#### [SHORT TASK]
What you return should match every record exactly, with the images removed.

#### [RECORDS SHOWN]
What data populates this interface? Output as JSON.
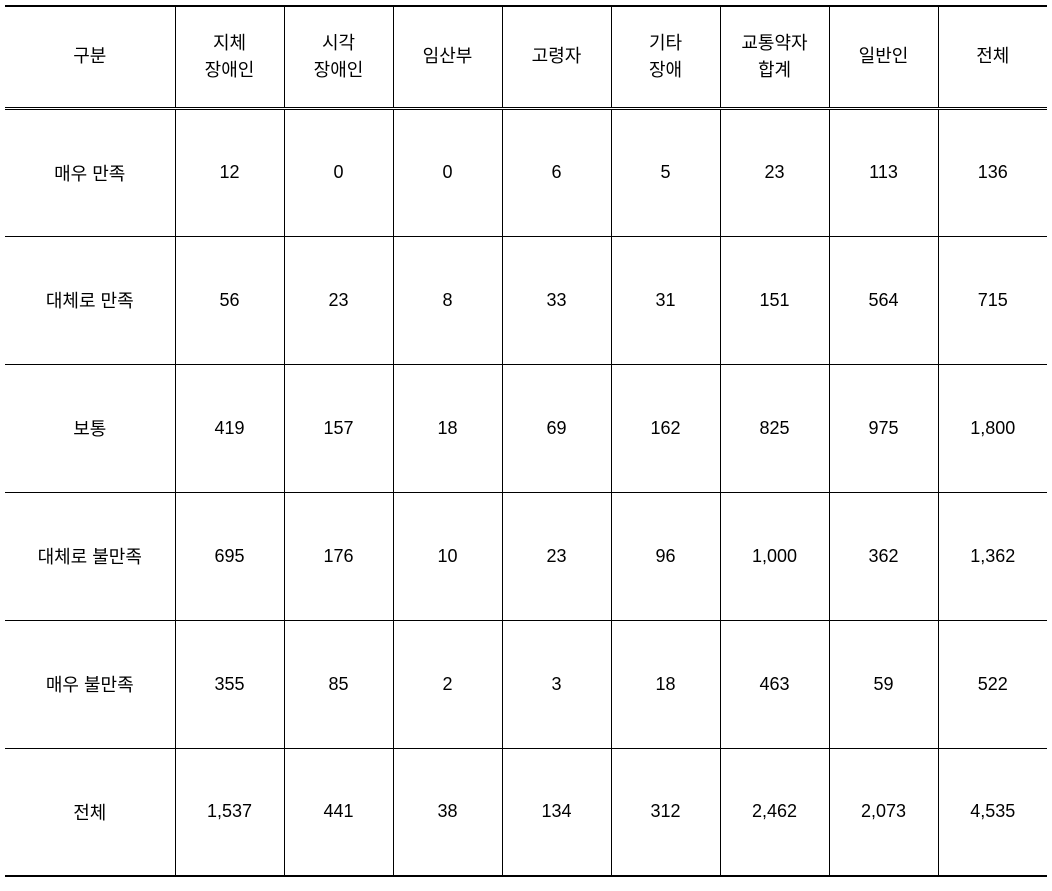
{
  "table": {
    "columns": [
      {
        "label_line1": "구분",
        "label_line2": "",
        "width_class": "col-label"
      },
      {
        "label_line1": "지체",
        "label_line2": "장애인",
        "width_class": "col-data"
      },
      {
        "label_line1": "시각",
        "label_line2": "장애인",
        "width_class": "col-data"
      },
      {
        "label_line1": "임산부",
        "label_line2": "",
        "width_class": "col-data"
      },
      {
        "label_line1": "고령자",
        "label_line2": "",
        "width_class": "col-data"
      },
      {
        "label_line1": "기타",
        "label_line2": "장애",
        "width_class": "col-data"
      },
      {
        "label_line1": "교통약자",
        "label_line2": "합계",
        "width_class": "col-data"
      },
      {
        "label_line1": "일반인",
        "label_line2": "",
        "width_class": "col-data"
      },
      {
        "label_line1": "전체",
        "label_line2": "",
        "width_class": "col-data"
      }
    ],
    "rows": [
      {
        "label": "매우 만족",
        "cells": [
          "12",
          "0",
          "0",
          "6",
          "5",
          "23",
          "113",
          "136"
        ]
      },
      {
        "label": "대체로 만족",
        "cells": [
          "56",
          "23",
          "8",
          "33",
          "31",
          "151",
          "564",
          "715"
        ]
      },
      {
        "label": "보통",
        "cells": [
          "419",
          "157",
          "18",
          "69",
          "162",
          "825",
          "975",
          "1,800"
        ]
      },
      {
        "label": "대체로 불만족",
        "cells": [
          "695",
          "176",
          "10",
          "23",
          "96",
          "1,000",
          "362",
          "1,362"
        ]
      },
      {
        "label": "매우 불만족",
        "cells": [
          "355",
          "85",
          "2",
          "3",
          "18",
          "463",
          "59",
          "522"
        ]
      },
      {
        "label": "전체",
        "cells": [
          "1,537",
          "441",
          "38",
          "134",
          "312",
          "2,462",
          "2,073",
          "4,535"
        ]
      }
    ]
  }
}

#### [CORRECT OUTPUT]
What data populates this interface? Output as JSON.
{
  "table": {
    "columns": [
      {
        "label_line1": "구분",
        "label_line2": "",
        "width_class": "col-label"
      },
      {
        "label_line1": "지체",
        "label_line2": "장애인",
        "width_class": "col-data"
      },
      {
        "label_line1": "시각",
        "label_line2": "장애인",
        "width_class": "col-data"
      },
      {
        "label_line1": "임산부",
        "label_line2": "",
        "width_class": "col-data"
      },
      {
        "label_line1": "고령자",
        "label_line2": "",
        "width_class": "col-data"
      },
      {
        "label_line1": "기타",
        "label_line2": "장애",
        "width_class": "col-data"
      },
      {
        "label_line1": "교통약자",
        "label_line2": "합계",
        "width_class": "col-data"
      },
      {
        "label_line1": "일반인",
        "label_line2": "",
        "width_class": "col-data"
      },
      {
        "label_line1": "전체",
        "label_line2": "",
        "width_class": "col-data"
      }
    ],
    "rows": [
      {
        "label": "매우 만족",
        "cells": [
          "12",
          "0",
          "0",
          "6",
          "5",
          "23",
          "113",
          "136"
        ]
      },
      {
        "label": "대체로 만족",
        "cells": [
          "56",
          "23",
          "8",
          "33",
          "31",
          "151",
          "564",
          "715"
        ]
      },
      {
        "label": "보통",
        "cells": [
          "419",
          "157",
          "18",
          "69",
          "162",
          "825",
          "975",
          "1,800"
        ]
      },
      {
        "label": "대체로 불만족",
        "cells": [
          "695",
          "176",
          "10",
          "23",
          "96",
          "1,000",
          "362",
          "1,362"
        ]
      },
      {
        "label": "매우 불만족",
        "cells": [
          "355",
          "85",
          "2",
          "3",
          "18",
          "463",
          "59",
          "522"
        ]
      },
      {
        "label": "전체",
        "cells": [
          "1,537",
          "441",
          "38",
          "134",
          "312",
          "2,462",
          "2,073",
          "4,535"
        ]
      }
    ]
  }
}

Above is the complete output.